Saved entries
________________________________________
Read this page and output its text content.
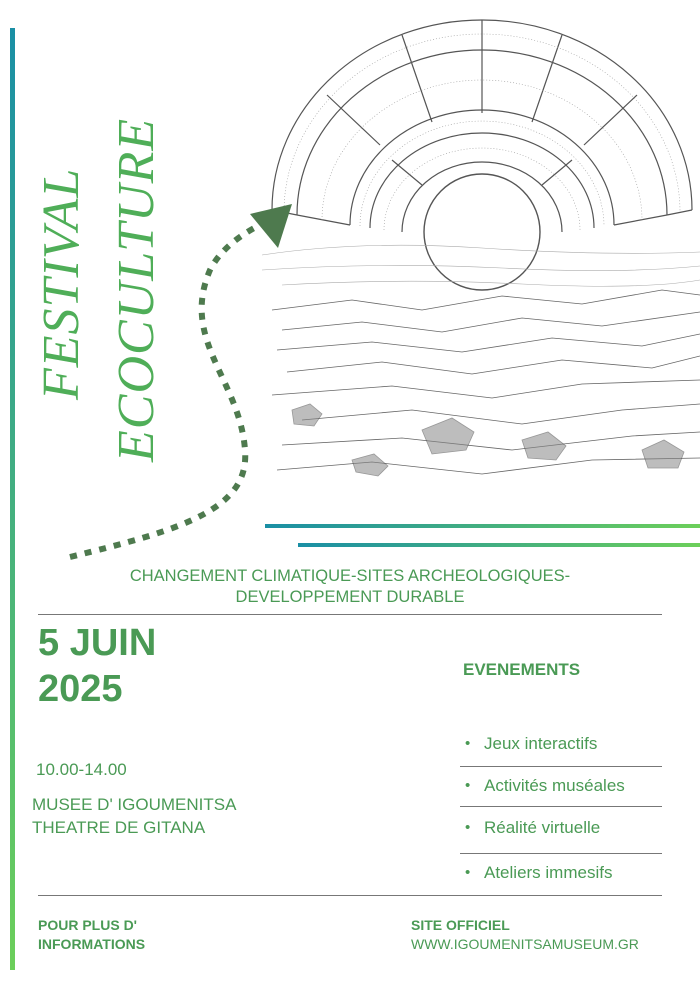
FESTIVAL ECOCULTURE
CHANGEMENT CLIMATIQUE-SITES ARCHEOLOGIQUES-
DEVELOPPEMENT DURABLE
5 JUIN
2025
10.00-14.00
MUSEE D' IGOUMENITSA
THEATRE DE GITANA
EVENEMENTS
• Jeux interactifs
• Activités muséales
• Réalité virtuelle
• Ateliers immesifs
POUR PLUS D'
INFORMATIONS
SITE OFFICIEL
WWW.IGOUMENITSAMUSEUM.GR
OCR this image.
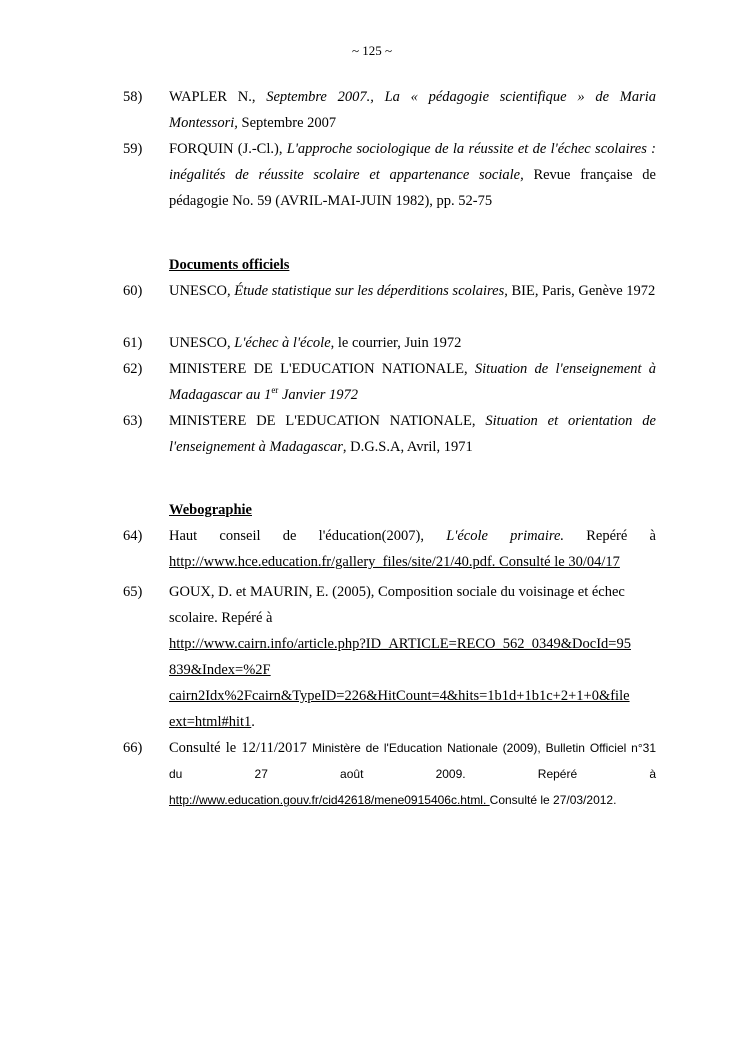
~ 125 ~
58) WAPLER N., Septembre 2007., La « pédagogie scientifique » de Maria Montessori, Septembre 2007
59) FORQUIN (J.-Cl.), L'approche sociologique de la réussite et de l'échec scolaires : inégalités de réussite scolaire et appartenance sociale, Revue française de pédagogie No. 59 (AVRIL-MAI-JUIN 1982), pp. 52-75
Documents officiels
60) UNESCO, Étude statistique sur les déperditions scolaires, BIE, Paris, Genève 1972
61) UNESCO, L'échec à l'école, le courrier, Juin 1972
62) MINISTERE DE L'EDUCATION NATIONALE, Situation de l'enseignement à Madagascar au 1er Janvier 1972
63) MINISTERE DE L'EDUCATION NATIONALE, Situation et orientation de l'enseignement à Madagascar, D.G.S.A, Avril, 1971
Webographie
64) Haut conseil de l'éducation(2007), L'école primaire. Repéré à
http://www.hce.education.fr/gallery_files/site/21/40.pdf. Consulté le 30/04/17
65) GOUX, D. et MAURIN, E. (2005), Composition sociale du voisinage et échec scolaire. Repéré à
http://www.cairn.info/article.php?ID_ARTICLE=RECO_562_0349&DocId=95
839&Index=%2F
cairn2Idx%2Fcairn&TypeID=226&HitCount=4&hits=1b1d+1b1c+2+1+0&file
ext=html#hit1.
66) Consulté le 12/11/2017 Ministère de l'Education Nationale (2009), Bulletin Officiel n°31 du 27 août 2009. Repéré à
http://www.education.gouv.fr/cid42618/mene0915406c.html. Consulté le 27/03/2012.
________________________________________
Pictures in the records should not appear in your copy, but everything else must be transcribed exactly.

Read this page and output its text content.
FESTIVAL ECOCULTURE
CHANGEMENT CLIMATIQUE-SITES ARCHEOLOGIQUES-
DEVELOPPEMENT DURABLE
5 JUIN
2025
10.00-14.00
MUSEE D' IGOUMENITSA
THEATRE DE GITANA
EVENEMENTS
• Jeux interactifs
• Activités muséales
• Réalité virtuelle
• Ateliers immesifs
POUR PLUS D'
INFORMATIONS
SITE OFFICIEL
WWW.IGOUMENITSAMUSEUM.GR
OCR this image.
~ 125 ~
58) WAPLER N., Septembre 2007., La « pédagogie scientifique » de Maria Montessori, Septembre 2007
59) FORQUIN (J.-Cl.), L'approche sociologique de la réussite et de l'échec scolaires : inégalités de réussite scolaire et appartenance sociale, Revue française de pédagogie No. 59 (AVRIL-MAI-JUIN 1982), pp. 52-75
Documents officiels
60) UNESCO, Étude statistique sur les déperditions scolaires, BIE, Paris, Genève 1972
61) UNESCO, L'échec à l'école, le courrier, Juin 1972
62) MINISTERE DE L'EDUCATION NATIONALE, Situation de l'enseignement à Madagascar au 1er Janvier 1972
63) MINISTERE DE L'EDUCATION NATIONALE, Situation et orientation de l'enseignement à Madagascar, D.G.S.A, Avril, 1971
Webographie
64) Haut conseil de l'éducation(2007), L'école primaire. Repéré à
http://www.hce.education.fr/gallery_files/site/21/40.pdf. Consulté le 30/04/17
65) GOUX, D. et MAURIN, E. (2005), Composition sociale du voisinage et échec scolaire. Repéré à
http://www.cairn.info/article.php?ID_ARTICLE=RECO_562_0349&DocId=95
839&Index=%2F
cairn2Idx%2Fcairn&TypeID=226&HitCount=4&hits=1b1d+1b1c+2+1+0&file
ext=html#hit1.
66) Consulté le 12/11/2017 Ministère de l'Education Nationale (2009), Bulletin Officiel n°31 du 27 août 2009. Repéré à
http://www.education.gouv.fr/cid42618/mene0915406c.html. Consulté le 27/03/2012.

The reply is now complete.